• Given exercise:
Print the records below word for word, but leave out the pictures.
* BEGIN *
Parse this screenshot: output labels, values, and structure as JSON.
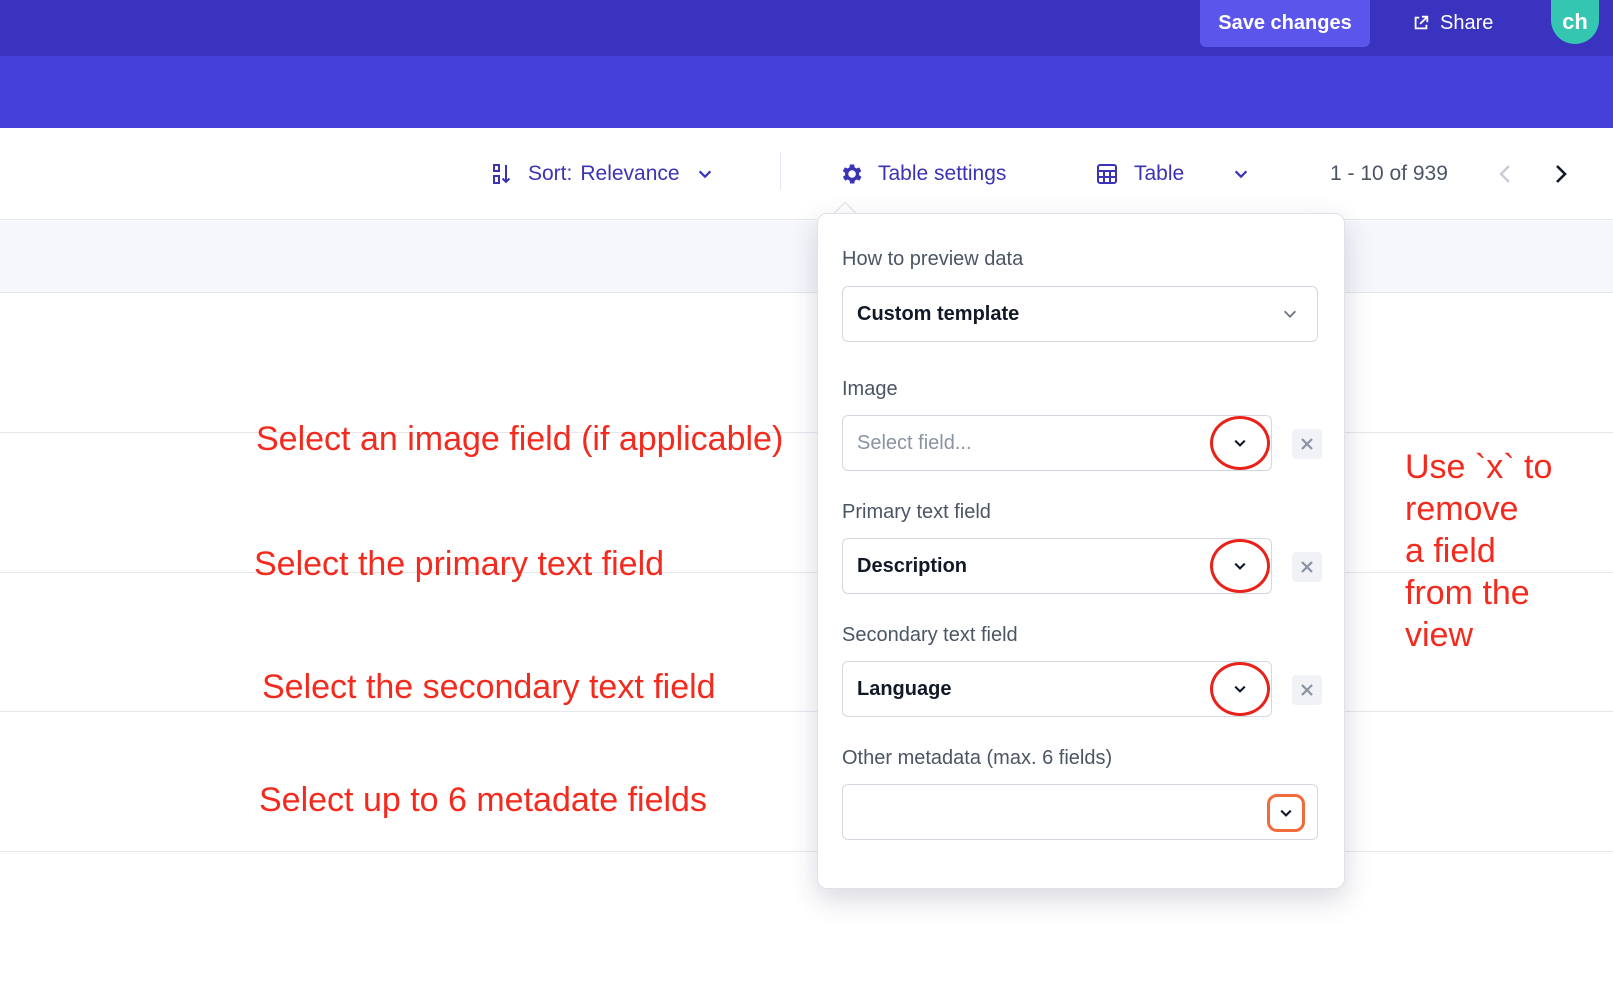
{
  "header": {
    "save_label": "Save changes",
    "share_label": "Share",
    "avatar_initials": "ch",
    "colors": {
      "topbar": "#3a33c0",
      "band": "#4640db",
      "avatar": "#34c6b1"
    }
  },
  "toolbar": {
    "sort_prefix": "Sort:",
    "sort_value": "Relevance",
    "table_settings_label": "Table settings",
    "view_label": "Table",
    "pagination_text": "1 - 10 of 939"
  },
  "popover": {
    "preview_label": "How to preview data",
    "preview_value": "Custom template",
    "image_label": "Image",
    "image_placeholder": "Select field...",
    "primary_label": "Primary text field",
    "primary_value": "Description",
    "secondary_label": "Secondary text field",
    "secondary_value": "Language",
    "metadata_label": "Other metadata (max. 6 fields)",
    "metadata_value": ""
  },
  "annotations": {
    "image": "Select an image field (if applicable)",
    "primary": "Select the primary text field",
    "secondary": "Select the secondary text field",
    "metadata": "Select up to 6 metadate fields",
    "remove_lines": [
      "Use `x` to",
      "remove",
      "a field",
      "from the",
      "view"
    ],
    "color": "#f32b1f"
  }
}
* END *
• Reply:
Parse this screenshot: output labels, values, and structure as JSON.
{
  "header": {
    "save_label": "Save changes",
    "share_label": "Share",
    "avatar_initials": "ch",
    "colors": {
      "topbar": "#3a33c0",
      "band": "#4640db",
      "avatar": "#34c6b1"
    }
  },
  "toolbar": {
    "sort_prefix": "Sort:",
    "sort_value": "Relevance",
    "table_settings_label": "Table settings",
    "view_label": "Table",
    "pagination_text": "1 - 10 of 939"
  },
  "popover": {
    "preview_label": "How to preview data",
    "preview_value": "Custom template",
    "image_label": "Image",
    "image_placeholder": "Select field...",
    "primary_label": "Primary text field",
    "primary_value": "Description",
    "secondary_label": "Secondary text field",
    "secondary_value": "Language",
    "metadata_label": "Other metadata (max. 6 fields)",
    "metadata_value": ""
  },
  "annotations": {
    "image": "Select an image field (if applicable)",
    "primary": "Select the primary text field",
    "secondary": "Select the secondary text field",
    "metadata": "Select up to 6 metadate fields",
    "remove_lines": [
      "Use `x` to",
      "remove",
      "a field",
      "from the",
      "view"
    ],
    "color": "#f32b1f"
  }
}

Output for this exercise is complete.